---- GIVEN DATA

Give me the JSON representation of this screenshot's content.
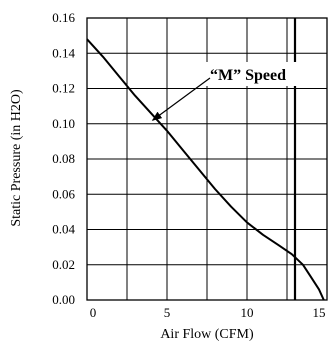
{
  "chart_data": {
    "type": "line",
    "title": "",
    "xlabel": "Air Flow (CFM)",
    "ylabel": "Static Pressure (in H2O)",
    "xlim": [
      0,
      15
    ],
    "ylim": [
      0,
      0.16
    ],
    "x_ticks": [
      0,
      5,
      10,
      15
    ],
    "x_tick_labels": [
      "0",
      "5",
      "10",
      "15"
    ],
    "y_ticks": [
      0,
      0.02,
      0.04,
      0.06,
      0.08,
      0.1,
      0.12,
      0.14,
      0.16
    ],
    "y_tick_labels": [
      "0.00",
      "0.02",
      "0.04",
      "0.06",
      "0.08",
      "0.10",
      "0.12",
      "0.14",
      "0.16"
    ],
    "grid": true,
    "x_grid_step": 2.5,
    "y_grid_step": 0.02,
    "series": [
      {
        "x": [
          0,
          1,
          2,
          3,
          4,
          5,
          6,
          7,
          8,
          9,
          10,
          11,
          12,
          12.8,
          13.5,
          14,
          14.5,
          14.8
        ],
        "y": [
          0.148,
          0.138,
          0.127,
          0.116,
          0.106,
          0.096,
          0.085,
          0.074,
          0.063,
          0.053,
          0.044,
          0.037,
          0.031,
          0.026,
          0.02,
          0.013,
          0.006,
          0.0
        ],
        "color": "#000000"
      }
    ],
    "reference_line": {
      "x": 13,
      "color": "#000000"
    },
    "annotations": [
      {
        "text": "“M” Speed",
        "arrow_to": [
          4.1,
          0.102
        ]
      }
    ]
  }
}
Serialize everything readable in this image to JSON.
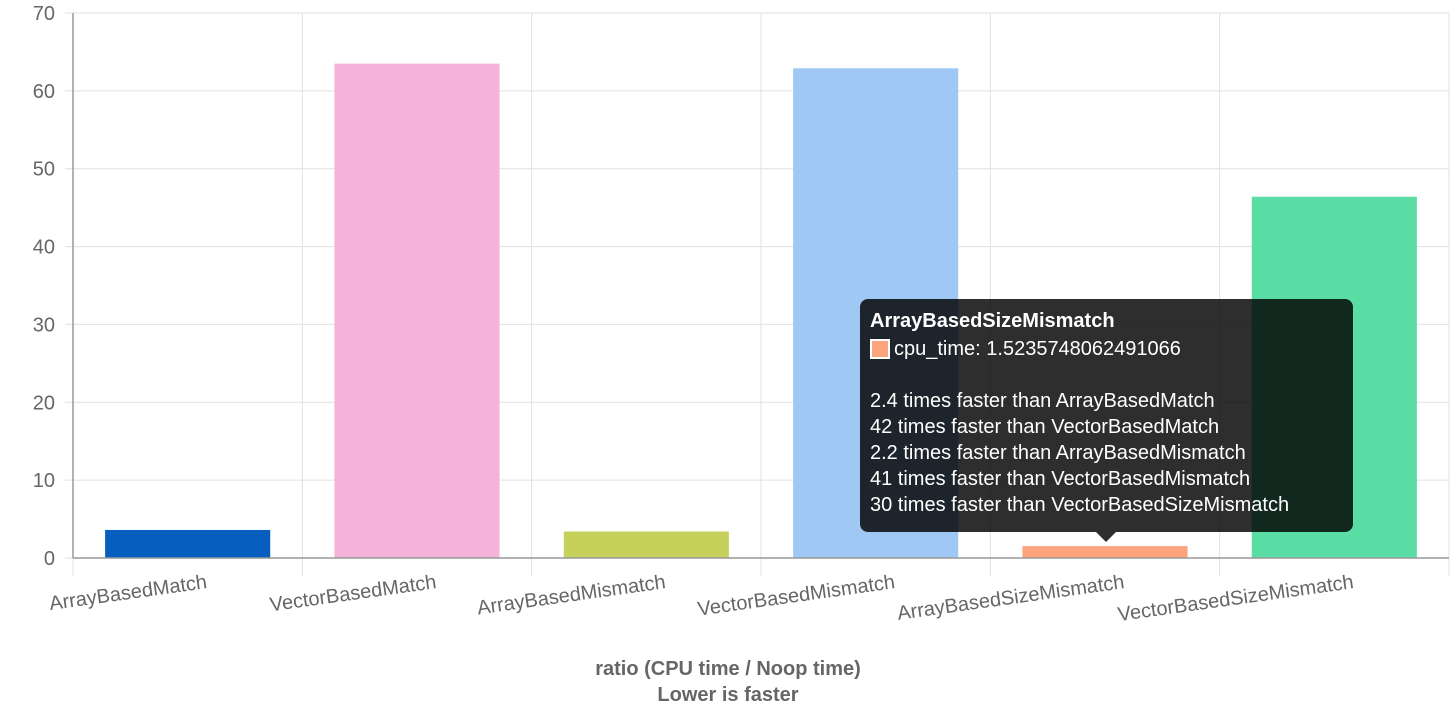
{
  "chart_data": {
    "type": "bar",
    "categories": [
      "ArrayBasedMatch",
      "VectorBasedMatch",
      "ArrayBasedMismatch",
      "VectorBasedMismatch",
      "ArrayBasedSizeMismatch",
      "VectorBasedSizeMismatch"
    ],
    "series": [
      {
        "name": "cpu_time",
        "values": [
          3.6,
          63.5,
          3.4,
          62.9,
          1.5235748062491066,
          46.4
        ]
      }
    ],
    "colors": [
      "#065FBE",
      "#F4B4DA",
      "#C5D15A",
      "#A0C8F4",
      "#FCA47E",
      "#5ADDA5"
    ],
    "ylim": [
      0,
      70
    ],
    "yticks": [
      "0",
      "10",
      "20",
      "30",
      "40",
      "50",
      "60",
      "70"
    ],
    "xlabel": [
      "ratio (CPU time / Noop time)",
      "Lower is faster"
    ],
    "ylabel": "",
    "grid": true
  },
  "tooltip": {
    "title": "ArrayBasedSizeMismatch",
    "label": "cpu_time: 1.5235748062491066",
    "swatch_color": "#FCA47E",
    "footer": [
      "2.4 times faster than ArrayBasedMatch",
      "42 times faster than VectorBasedMatch",
      "2.2 times faster than ArrayBasedMismatch",
      "41 times faster than VectorBasedMismatch",
      "30 times faster than VectorBasedSizeMismatch"
    ]
  }
}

--------

> _WRITTEN TASK_: Transcribe each entry above exactly, apart from the pictures.

> _OUTPUT_:
Give me the JSON representation of this screenshot's content.
{
  "chart_data": {
    "type": "line",
    "title": "",
    "xlabel": "Air Flow (CFM)",
    "ylabel": "Static Pressure (in H2O)",
    "xlim": [
      0,
      15
    ],
    "ylim": [
      0,
      0.16
    ],
    "x_ticks": [
      0,
      5,
      10,
      15
    ],
    "x_tick_labels": [
      "0",
      "5",
      "10",
      "15"
    ],
    "y_ticks": [
      0,
      0.02,
      0.04,
      0.06,
      0.08,
      0.1,
      0.12,
      0.14,
      0.16
    ],
    "y_tick_labels": [
      "0.00",
      "0.02",
      "0.04",
      "0.06",
      "0.08",
      "0.10",
      "0.12",
      "0.14",
      "0.16"
    ],
    "grid": true,
    "x_grid_step": 2.5,
    "y_grid_step": 0.02,
    "series": [
      {
        "x": [
          0,
          1,
          2,
          3,
          4,
          5,
          6,
          7,
          8,
          9,
          10,
          11,
          12,
          12.8,
          13.5,
          14,
          14.5,
          14.8
        ],
        "y": [
          0.148,
          0.138,
          0.127,
          0.116,
          0.106,
          0.096,
          0.085,
          0.074,
          0.063,
          0.053,
          0.044,
          0.037,
          0.031,
          0.026,
          0.02,
          0.013,
          0.006,
          0.0
        ],
        "color": "#000000"
      }
    ],
    "reference_line": {
      "x": 13,
      "color": "#000000"
    },
    "annotations": [
      {
        "text": "“M” Speed",
        "arrow_to": [
          4.1,
          0.102
        ]
      }
    ]
  }
}
Serialize everything readable in this image to JSON.
{
  "chart_data": {
    "type": "bar",
    "categories": [
      "ArrayBasedMatch",
      "VectorBasedMatch",
      "ArrayBasedMismatch",
      "VectorBasedMismatch",
      "ArrayBasedSizeMismatch",
      "VectorBasedSizeMismatch"
    ],
    "series": [
      {
        "name": "cpu_time",
        "values": [
          3.6,
          63.5,
          3.4,
          62.9,
          1.5235748062491066,
          46.4
        ]
      }
    ],
    "colors": [
      "#065FBE",
      "#F4B4DA",
      "#C5D15A",
      "#A0C8F4",
      "#FCA47E",
      "#5ADDA5"
    ],
    "ylim": [
      0,
      70
    ],
    "yticks": [
      "0",
      "10",
      "20",
      "30",
      "40",
      "50",
      "60",
      "70"
    ],
    "xlabel": [
      "ratio (CPU time / Noop time)",
      "Lower is faster"
    ],
    "ylabel": "",
    "grid": true
  },
  "tooltip": {
    "title": "ArrayBasedSizeMismatch",
    "label": "cpu_time: 1.5235748062491066",
    "swatch_color": "#FCA47E",
    "footer": [
      "2.4 times faster than ArrayBasedMatch",
      "42 times faster than VectorBasedMatch",
      "2.2 times faster than ArrayBasedMismatch",
      "41 times faster than VectorBasedMismatch",
      "30 times faster than VectorBasedSizeMismatch"
    ]
  }
}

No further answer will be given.